[Start of DATASET EXCERPTS]
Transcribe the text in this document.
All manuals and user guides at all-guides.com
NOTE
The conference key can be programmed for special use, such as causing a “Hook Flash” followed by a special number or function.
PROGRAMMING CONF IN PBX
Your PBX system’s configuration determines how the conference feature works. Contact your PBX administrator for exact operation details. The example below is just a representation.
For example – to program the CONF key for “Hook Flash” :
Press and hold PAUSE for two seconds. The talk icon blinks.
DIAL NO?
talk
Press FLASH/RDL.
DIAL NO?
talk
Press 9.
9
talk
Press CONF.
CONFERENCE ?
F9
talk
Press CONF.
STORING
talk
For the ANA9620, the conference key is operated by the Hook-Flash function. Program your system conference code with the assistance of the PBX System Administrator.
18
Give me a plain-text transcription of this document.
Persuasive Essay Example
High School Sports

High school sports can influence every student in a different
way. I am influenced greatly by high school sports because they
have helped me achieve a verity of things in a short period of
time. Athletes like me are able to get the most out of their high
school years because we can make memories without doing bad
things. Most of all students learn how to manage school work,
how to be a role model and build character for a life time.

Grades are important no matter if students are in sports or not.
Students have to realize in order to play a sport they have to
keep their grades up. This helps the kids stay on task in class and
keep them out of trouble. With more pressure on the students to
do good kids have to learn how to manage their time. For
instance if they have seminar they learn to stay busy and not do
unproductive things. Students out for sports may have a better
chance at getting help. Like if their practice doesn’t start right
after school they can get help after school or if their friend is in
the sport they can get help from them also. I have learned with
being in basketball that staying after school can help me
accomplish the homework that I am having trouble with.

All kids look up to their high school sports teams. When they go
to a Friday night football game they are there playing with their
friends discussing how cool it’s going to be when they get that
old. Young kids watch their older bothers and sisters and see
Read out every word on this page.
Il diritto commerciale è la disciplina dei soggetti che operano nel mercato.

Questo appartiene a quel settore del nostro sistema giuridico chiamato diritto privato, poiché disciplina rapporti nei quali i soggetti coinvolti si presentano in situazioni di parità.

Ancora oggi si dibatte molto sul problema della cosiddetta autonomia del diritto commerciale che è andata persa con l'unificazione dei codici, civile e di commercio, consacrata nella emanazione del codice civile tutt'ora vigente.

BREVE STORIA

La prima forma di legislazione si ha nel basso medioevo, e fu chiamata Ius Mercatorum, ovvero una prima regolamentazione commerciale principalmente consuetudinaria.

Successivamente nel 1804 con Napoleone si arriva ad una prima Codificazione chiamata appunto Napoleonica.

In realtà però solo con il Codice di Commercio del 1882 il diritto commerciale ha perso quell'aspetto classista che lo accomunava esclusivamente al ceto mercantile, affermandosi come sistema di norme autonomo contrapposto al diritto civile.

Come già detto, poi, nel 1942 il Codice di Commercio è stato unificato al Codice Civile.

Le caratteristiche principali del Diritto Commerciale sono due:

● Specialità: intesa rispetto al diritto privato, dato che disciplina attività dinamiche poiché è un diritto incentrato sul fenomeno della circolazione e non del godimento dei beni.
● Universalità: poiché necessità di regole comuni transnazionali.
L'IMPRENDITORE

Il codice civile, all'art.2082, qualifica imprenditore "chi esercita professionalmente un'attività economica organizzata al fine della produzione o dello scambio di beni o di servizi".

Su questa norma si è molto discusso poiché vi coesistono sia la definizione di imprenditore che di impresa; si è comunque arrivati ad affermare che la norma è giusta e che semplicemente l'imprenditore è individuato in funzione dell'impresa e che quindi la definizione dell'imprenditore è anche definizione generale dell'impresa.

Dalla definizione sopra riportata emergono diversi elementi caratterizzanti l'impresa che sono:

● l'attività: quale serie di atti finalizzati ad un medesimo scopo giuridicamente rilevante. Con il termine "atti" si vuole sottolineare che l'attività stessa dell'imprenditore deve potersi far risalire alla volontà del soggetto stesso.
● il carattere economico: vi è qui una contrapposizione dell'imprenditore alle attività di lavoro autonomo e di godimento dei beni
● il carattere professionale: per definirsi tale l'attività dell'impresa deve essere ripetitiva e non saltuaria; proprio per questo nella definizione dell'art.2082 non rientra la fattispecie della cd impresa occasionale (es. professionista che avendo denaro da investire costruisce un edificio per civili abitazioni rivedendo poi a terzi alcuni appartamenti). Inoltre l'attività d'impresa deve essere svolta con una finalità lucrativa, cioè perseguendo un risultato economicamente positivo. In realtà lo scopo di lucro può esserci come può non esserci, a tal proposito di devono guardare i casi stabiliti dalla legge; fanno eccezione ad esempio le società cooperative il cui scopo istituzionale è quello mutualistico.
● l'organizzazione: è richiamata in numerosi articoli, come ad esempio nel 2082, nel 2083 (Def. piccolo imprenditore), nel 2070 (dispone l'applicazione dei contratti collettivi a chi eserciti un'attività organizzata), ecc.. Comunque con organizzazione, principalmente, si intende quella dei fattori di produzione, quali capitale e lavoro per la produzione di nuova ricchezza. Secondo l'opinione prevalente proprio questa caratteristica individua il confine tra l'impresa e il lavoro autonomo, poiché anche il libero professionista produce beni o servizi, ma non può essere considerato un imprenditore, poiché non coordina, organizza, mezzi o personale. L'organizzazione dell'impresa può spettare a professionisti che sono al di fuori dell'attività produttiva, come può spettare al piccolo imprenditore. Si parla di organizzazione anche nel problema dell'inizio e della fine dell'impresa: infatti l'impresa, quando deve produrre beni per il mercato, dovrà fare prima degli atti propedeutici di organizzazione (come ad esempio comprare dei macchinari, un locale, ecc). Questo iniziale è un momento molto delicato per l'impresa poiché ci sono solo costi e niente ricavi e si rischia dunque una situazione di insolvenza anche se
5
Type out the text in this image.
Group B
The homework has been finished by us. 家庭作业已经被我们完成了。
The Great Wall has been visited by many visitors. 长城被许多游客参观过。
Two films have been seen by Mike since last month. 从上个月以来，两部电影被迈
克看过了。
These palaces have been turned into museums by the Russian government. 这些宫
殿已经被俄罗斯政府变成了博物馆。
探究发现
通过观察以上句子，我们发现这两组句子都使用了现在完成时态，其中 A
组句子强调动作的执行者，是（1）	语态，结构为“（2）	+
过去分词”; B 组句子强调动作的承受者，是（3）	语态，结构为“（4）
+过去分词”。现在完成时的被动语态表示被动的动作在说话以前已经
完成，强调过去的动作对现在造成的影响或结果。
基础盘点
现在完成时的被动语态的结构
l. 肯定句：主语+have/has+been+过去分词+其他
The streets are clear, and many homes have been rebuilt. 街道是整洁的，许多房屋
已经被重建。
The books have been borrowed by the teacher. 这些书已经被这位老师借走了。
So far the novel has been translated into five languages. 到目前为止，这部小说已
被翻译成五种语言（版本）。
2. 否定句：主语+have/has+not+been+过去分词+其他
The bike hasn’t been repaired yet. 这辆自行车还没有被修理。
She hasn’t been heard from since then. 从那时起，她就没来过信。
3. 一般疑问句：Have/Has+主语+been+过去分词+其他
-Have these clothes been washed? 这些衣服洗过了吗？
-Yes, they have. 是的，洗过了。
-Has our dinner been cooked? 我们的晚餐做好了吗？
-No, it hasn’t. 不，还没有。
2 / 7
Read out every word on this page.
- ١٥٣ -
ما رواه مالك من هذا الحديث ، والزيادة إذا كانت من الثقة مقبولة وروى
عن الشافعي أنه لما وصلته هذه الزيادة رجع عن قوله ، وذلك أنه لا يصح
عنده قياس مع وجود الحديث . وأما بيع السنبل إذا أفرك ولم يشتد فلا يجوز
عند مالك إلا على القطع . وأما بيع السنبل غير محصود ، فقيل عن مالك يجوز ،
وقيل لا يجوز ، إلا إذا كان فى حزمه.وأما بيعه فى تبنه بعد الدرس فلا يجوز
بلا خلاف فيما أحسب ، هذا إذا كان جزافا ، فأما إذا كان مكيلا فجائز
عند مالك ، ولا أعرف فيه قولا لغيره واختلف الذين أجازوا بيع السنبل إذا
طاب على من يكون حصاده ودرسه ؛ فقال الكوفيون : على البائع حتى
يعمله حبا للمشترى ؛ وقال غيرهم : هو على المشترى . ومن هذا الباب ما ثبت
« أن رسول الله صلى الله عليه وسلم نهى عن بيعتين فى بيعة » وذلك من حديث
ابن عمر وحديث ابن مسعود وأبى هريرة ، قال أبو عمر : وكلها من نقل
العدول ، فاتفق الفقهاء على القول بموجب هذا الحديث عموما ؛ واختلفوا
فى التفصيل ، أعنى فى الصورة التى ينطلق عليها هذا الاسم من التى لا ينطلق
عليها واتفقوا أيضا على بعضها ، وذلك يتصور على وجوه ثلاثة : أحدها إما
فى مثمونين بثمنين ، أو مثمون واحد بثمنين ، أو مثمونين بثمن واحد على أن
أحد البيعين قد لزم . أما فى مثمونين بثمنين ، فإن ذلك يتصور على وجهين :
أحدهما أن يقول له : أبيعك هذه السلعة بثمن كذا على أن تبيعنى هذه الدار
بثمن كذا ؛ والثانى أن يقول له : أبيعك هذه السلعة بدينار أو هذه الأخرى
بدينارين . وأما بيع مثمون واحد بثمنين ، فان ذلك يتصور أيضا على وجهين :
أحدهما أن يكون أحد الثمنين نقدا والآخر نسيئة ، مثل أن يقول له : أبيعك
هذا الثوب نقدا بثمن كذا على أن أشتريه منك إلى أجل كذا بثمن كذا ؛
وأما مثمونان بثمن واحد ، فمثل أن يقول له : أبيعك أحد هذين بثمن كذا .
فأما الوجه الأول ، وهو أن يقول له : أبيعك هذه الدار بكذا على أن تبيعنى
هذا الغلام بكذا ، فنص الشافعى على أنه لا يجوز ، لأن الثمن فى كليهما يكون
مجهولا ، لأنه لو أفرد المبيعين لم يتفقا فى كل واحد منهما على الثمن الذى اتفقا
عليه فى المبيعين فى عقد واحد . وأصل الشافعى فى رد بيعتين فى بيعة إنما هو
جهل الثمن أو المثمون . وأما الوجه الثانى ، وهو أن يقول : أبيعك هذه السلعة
[End of DATASET EXCERPTS]
### TASK OBJECTIVE
Look through the data and gather every line with the string "يتصور" in it.

### EXERCISE OUTPUT
عليها واتفقوا أيضا على بعضها ، وذلك يتصور على وجوه ثلاثة : أحدها إما
أحد البيعين قد لزم . أما فى مثمونين بثمنين ، فإن ذلك يتصور على وجهين :
بدينارين . وأما بيع مثمون واحد بثمنين ، فان ذلك يتصور أيضا على وجهين :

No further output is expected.